**RECORD LIST:**
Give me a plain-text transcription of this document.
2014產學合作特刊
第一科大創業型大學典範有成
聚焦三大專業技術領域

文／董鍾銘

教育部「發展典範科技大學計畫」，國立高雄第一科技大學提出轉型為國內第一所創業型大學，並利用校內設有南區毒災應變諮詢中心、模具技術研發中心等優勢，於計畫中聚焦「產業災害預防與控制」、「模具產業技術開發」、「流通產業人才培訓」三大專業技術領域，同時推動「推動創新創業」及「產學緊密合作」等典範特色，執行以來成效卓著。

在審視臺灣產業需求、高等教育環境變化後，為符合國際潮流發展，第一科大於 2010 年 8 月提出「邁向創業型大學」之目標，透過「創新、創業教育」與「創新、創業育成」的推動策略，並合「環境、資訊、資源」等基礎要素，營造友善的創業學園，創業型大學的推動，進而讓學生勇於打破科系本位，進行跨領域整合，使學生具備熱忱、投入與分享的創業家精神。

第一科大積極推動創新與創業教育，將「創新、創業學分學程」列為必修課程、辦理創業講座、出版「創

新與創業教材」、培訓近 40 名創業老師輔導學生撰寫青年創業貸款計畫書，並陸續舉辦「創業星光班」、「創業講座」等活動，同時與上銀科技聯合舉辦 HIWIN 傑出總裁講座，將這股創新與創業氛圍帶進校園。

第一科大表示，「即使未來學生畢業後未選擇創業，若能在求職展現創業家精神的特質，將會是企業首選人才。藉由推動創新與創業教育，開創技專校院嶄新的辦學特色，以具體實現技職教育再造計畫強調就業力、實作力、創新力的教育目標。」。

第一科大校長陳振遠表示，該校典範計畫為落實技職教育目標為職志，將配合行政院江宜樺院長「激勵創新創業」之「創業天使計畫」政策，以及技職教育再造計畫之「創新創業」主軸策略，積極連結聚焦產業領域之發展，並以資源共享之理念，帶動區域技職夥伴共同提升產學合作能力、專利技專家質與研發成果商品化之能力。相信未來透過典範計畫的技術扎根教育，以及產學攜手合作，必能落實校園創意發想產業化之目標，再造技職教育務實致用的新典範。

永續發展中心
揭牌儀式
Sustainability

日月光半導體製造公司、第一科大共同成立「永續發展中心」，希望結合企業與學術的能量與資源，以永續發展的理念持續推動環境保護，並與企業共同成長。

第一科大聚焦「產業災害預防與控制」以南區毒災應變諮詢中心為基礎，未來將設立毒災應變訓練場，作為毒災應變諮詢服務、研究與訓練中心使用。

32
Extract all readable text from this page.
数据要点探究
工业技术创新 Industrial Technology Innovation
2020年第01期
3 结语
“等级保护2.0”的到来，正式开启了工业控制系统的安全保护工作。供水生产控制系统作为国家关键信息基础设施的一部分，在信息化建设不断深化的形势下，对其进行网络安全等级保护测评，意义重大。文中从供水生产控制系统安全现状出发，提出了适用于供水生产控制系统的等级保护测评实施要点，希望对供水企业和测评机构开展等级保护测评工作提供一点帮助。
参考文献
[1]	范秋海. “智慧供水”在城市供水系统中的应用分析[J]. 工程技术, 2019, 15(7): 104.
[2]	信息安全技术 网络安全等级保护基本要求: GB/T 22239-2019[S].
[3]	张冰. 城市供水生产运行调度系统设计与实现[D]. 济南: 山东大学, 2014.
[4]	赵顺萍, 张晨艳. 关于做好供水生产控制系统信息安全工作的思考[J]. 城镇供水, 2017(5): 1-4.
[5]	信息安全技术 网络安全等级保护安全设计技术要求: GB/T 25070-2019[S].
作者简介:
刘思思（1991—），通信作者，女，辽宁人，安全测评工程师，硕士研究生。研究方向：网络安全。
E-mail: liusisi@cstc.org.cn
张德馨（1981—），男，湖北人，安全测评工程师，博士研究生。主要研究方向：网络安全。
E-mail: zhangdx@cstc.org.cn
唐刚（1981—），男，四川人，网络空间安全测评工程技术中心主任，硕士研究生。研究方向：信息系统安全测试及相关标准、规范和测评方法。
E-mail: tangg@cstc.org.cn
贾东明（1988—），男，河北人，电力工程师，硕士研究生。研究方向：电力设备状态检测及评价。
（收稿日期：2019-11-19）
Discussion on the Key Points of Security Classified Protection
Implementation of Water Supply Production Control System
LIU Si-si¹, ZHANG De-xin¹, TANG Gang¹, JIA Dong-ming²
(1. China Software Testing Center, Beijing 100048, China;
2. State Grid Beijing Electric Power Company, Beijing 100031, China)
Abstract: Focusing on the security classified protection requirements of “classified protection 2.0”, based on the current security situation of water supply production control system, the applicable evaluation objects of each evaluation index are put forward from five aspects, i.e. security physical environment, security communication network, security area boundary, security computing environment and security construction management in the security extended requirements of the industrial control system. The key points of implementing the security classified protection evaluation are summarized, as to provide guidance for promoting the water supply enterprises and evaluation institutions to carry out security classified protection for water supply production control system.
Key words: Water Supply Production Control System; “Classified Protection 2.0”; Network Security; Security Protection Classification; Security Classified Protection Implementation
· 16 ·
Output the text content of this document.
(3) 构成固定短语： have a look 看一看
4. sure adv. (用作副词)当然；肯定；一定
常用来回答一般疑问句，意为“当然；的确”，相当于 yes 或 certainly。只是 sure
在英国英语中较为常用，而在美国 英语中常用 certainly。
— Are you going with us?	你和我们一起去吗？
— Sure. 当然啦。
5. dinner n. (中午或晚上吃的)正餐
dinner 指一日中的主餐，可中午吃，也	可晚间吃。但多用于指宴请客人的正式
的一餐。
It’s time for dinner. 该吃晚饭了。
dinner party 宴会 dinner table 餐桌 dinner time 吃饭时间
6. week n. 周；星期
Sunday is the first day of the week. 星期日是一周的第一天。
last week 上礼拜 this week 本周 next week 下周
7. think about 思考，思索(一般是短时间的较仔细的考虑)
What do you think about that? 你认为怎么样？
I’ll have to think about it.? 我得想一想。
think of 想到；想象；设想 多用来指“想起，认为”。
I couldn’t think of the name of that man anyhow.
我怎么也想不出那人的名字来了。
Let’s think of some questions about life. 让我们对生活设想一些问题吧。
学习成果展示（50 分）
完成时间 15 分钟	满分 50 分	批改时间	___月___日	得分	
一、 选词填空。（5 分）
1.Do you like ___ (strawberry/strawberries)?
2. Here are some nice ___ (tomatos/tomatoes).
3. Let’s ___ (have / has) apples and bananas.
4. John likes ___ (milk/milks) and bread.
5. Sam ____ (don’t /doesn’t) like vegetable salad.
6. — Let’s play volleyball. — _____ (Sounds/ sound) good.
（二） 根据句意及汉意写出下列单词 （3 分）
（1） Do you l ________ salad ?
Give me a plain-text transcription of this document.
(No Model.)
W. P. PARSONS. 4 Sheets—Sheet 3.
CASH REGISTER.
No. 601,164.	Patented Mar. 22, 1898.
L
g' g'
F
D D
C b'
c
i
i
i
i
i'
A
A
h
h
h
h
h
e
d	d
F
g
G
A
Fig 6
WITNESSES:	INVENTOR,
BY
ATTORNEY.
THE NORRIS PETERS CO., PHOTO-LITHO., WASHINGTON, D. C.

**THE EXERCISE:**
Repeat, with no changes, each line from the one with "Output the text content of this document." to the end of the listing, including both ends and nothing else.

**ANSWER TO THIS TASK:**
Output the text content of this document.
(3) 构成固定短语： have a look 看一看
4. sure adv. (用作副词)当然；肯定；一定
常用来回答一般疑问句，意为“当然；的确”，相当于 yes 或 certainly。只是 sure
在英国英语中较为常用，而在美国 英语中常用 certainly。
— Are you going with us?	你和我们一起去吗？
— Sure. 当然啦。
5. dinner n. (中午或晚上吃的)正餐
dinner 指一日中的主餐，可中午吃，也	可晚间吃。但多用于指宴请客人的正式
的一餐。
It’s time for dinner. 该吃晚饭了。
dinner party 宴会 dinner table 餐桌 dinner time 吃饭时间
6. week n. 周；星期
Sunday is the first day of the week. 星期日是一周的第一天。
last week 上礼拜 this week 本周 next week 下周
7. think about 思考，思索(一般是短时间的较仔细的考虑)
What do you think about that? 你认为怎么样？
I’ll have to think about it.? 我得想一想。
think of 想到；想象；设想 多用来指“想起，认为”。
I couldn’t think of the name of that man anyhow.
我怎么也想不出那人的名字来了。
Let’s think of some questions about life. 让我们对生活设想一些问题吧。
学习成果展示（50 分）
完成时间 15 分钟	满分 50 分	批改时间	___月___日	得分	
一、 选词填空。（5 分）
1.Do you like ___ (strawberry/strawberries)?
2. Here are some nice ___ (tomatos/tomatoes).
3. Let’s ___ (have / has) apples and bananas.
4. John likes ___ (milk/milks) and bread.
5. Sam ____ (don’t /doesn’t) like vegetable salad.
6. — Let’s play volleyball. — _____ (Sounds/ sound) good.
（二） 根据句意及汉意写出下列单词 （3 分）
（1） Do you l ________ salad ?
Give me a plain-text transcription of this document.
(No Model.)
W. P. PARSONS. 4 Sheets—Sheet 3.
CASH REGISTER.
No. 601,164.	Patented Mar. 22, 1898.
L
g' g'
F
D D
C b'
c
i
i
i
i
i'
A
A
h
h
h
h
h
e
d	d
F
g
G
A
Fig 6
WITNESSES:	INVENTOR,
BY
ATTORNEY.
THE NORRIS PETERS CO., PHOTO-LITHO., WASHINGTON, D. C.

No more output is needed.